▶ **Job**
Revise the records below by replacing "ephemeris-value" with "orbit-value" wherever it occurs, and reproduce every line with nothing else changed.

[Stored dataset items]

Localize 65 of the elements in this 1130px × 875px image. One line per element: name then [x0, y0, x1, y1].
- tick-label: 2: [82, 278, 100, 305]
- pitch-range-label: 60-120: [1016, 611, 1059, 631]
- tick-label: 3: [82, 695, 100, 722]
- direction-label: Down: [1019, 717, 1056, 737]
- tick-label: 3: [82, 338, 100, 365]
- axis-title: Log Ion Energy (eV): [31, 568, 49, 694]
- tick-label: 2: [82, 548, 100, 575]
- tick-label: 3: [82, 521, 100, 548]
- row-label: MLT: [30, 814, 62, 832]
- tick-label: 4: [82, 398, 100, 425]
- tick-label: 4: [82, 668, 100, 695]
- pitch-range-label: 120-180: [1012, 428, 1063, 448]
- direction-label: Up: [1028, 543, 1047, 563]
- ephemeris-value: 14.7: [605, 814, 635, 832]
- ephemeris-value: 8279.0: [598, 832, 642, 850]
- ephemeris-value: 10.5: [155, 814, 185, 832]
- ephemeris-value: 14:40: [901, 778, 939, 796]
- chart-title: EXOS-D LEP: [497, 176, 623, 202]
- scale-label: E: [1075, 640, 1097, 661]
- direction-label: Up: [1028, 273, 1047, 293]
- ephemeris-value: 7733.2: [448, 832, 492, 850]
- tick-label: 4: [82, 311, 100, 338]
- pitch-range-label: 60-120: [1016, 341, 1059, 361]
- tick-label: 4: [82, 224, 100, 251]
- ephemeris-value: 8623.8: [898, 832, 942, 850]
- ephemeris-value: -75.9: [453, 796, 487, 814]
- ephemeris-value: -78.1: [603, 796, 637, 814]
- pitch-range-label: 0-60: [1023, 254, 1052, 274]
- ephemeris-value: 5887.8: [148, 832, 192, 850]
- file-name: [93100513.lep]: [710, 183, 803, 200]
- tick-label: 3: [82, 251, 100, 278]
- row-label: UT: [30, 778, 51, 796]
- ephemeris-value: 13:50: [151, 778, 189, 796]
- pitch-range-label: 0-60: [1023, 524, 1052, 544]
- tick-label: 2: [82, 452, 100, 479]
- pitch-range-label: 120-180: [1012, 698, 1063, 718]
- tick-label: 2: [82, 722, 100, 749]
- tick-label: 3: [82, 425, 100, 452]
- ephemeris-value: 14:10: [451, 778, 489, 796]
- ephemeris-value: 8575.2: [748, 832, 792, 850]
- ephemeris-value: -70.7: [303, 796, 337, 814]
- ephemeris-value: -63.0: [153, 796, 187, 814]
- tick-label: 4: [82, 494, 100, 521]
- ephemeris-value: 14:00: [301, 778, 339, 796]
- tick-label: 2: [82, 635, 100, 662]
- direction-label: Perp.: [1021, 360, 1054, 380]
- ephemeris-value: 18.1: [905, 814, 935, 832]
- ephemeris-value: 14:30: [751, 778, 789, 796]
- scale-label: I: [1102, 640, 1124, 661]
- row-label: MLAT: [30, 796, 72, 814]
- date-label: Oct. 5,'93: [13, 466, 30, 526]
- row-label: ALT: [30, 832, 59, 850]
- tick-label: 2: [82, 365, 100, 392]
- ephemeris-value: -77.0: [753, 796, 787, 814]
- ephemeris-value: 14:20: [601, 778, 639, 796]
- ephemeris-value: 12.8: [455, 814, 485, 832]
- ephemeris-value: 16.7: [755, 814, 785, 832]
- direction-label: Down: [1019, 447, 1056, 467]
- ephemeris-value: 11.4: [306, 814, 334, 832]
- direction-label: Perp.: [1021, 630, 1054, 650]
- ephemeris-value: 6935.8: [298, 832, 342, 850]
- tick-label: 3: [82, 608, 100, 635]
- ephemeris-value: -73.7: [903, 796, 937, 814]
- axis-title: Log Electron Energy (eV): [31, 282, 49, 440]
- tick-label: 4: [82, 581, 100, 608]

▶ **Answer to this task**
Localize 65 of the elements in this 1130px × 875px image. One line per element: name then [x0, y0, x1, y1].
- tick-label: 2: [82, 278, 100, 305]
- pitch-range-label: 60-120: [1016, 611, 1059, 631]
- tick-label: 3: [82, 695, 100, 722]
- direction-label: Down: [1019, 717, 1056, 737]
- tick-label: 3: [82, 338, 100, 365]
- axis-title: Log Ion Energy (eV): [31, 568, 49, 694]
- tick-label: 2: [82, 548, 100, 575]
- tick-label: 3: [82, 521, 100, 548]
- row-label: MLT: [30, 814, 62, 832]
- tick-label: 4: [82, 398, 100, 425]
- tick-label: 4: [82, 668, 100, 695]
- pitch-range-label: 120-180: [1012, 428, 1063, 448]
- direction-label: Up: [1028, 543, 1047, 563]
- orbit-value: 14.7: [605, 814, 635, 832]
- orbit-value: 8279.0: [598, 832, 642, 850]
- orbit-value: 10.5: [155, 814, 185, 832]
- orbit-value: 14:40: [901, 778, 939, 796]
- chart-title: EXOS-D LEP: [497, 176, 623, 202]
- scale-label: E: [1075, 640, 1097, 661]
- direction-label: Up: [1028, 273, 1047, 293]
- orbit-value: 7733.2: [448, 832, 492, 850]
- tick-label: 4: [82, 311, 100, 338]
- pitch-range-label: 60-120: [1016, 341, 1059, 361]
- tick-label: 4: [82, 224, 100, 251]
- orbit-value: 8623.8: [898, 832, 942, 850]
- orbit-value: -75.9: [453, 796, 487, 814]
- orbit-value: -78.1: [603, 796, 637, 814]
- pitch-range-label: 0-60: [1023, 254, 1052, 274]
- orbit-value: 5887.8: [148, 832, 192, 850]
- file-name: [93100513.lep]: [710, 183, 803, 200]
- tick-label: 3: [82, 251, 100, 278]
- row-label: UT: [30, 778, 51, 796]
- orbit-value: 13:50: [151, 778, 189, 796]
- pitch-range-label: 0-60: [1023, 524, 1052, 544]
- tick-label: 2: [82, 452, 100, 479]
- pitch-range-label: 120-180: [1012, 698, 1063, 718]
- tick-label: 2: [82, 722, 100, 749]
- tick-label: 3: [82, 425, 100, 452]
- orbit-value: 14:10: [451, 778, 489, 796]
- orbit-value: 8575.2: [748, 832, 792, 850]
- orbit-value: -70.7: [303, 796, 337, 814]
- orbit-value: -63.0: [153, 796, 187, 814]
- tick-label: 4: [82, 494, 100, 521]
- orbit-value: 14:00: [301, 778, 339, 796]
- tick-label: 2: [82, 635, 100, 662]
- direction-label: Perp.: [1021, 360, 1054, 380]
- orbit-value: 18.1: [905, 814, 935, 832]
- orbit-value: 14:30: [751, 778, 789, 796]
- scale-label: I: [1102, 640, 1124, 661]
- row-label: MLAT: [30, 796, 72, 814]
- date-label: Oct. 5,'93: [13, 466, 30, 526]
- row-label: ALT: [30, 832, 59, 850]
- tick-label: 2: [82, 365, 100, 392]
- orbit-value: -77.0: [753, 796, 787, 814]
- orbit-value: 14:20: [601, 778, 639, 796]
- orbit-value: 12.8: [455, 814, 485, 832]
- orbit-value: 16.7: [755, 814, 785, 832]
- direction-label: Down: [1019, 447, 1056, 467]
- orbit-value: 11.4: [306, 814, 334, 832]
- direction-label: Perp.: [1021, 630, 1054, 650]
- orbit-value: 6935.8: [298, 832, 342, 850]
- tick-label: 3: [82, 608, 100, 635]
- orbit-value: -73.7: [903, 796, 937, 814]
- axis-title: Log Electron Energy (eV): [31, 282, 49, 440]
- tick-label: 4: [82, 581, 100, 608]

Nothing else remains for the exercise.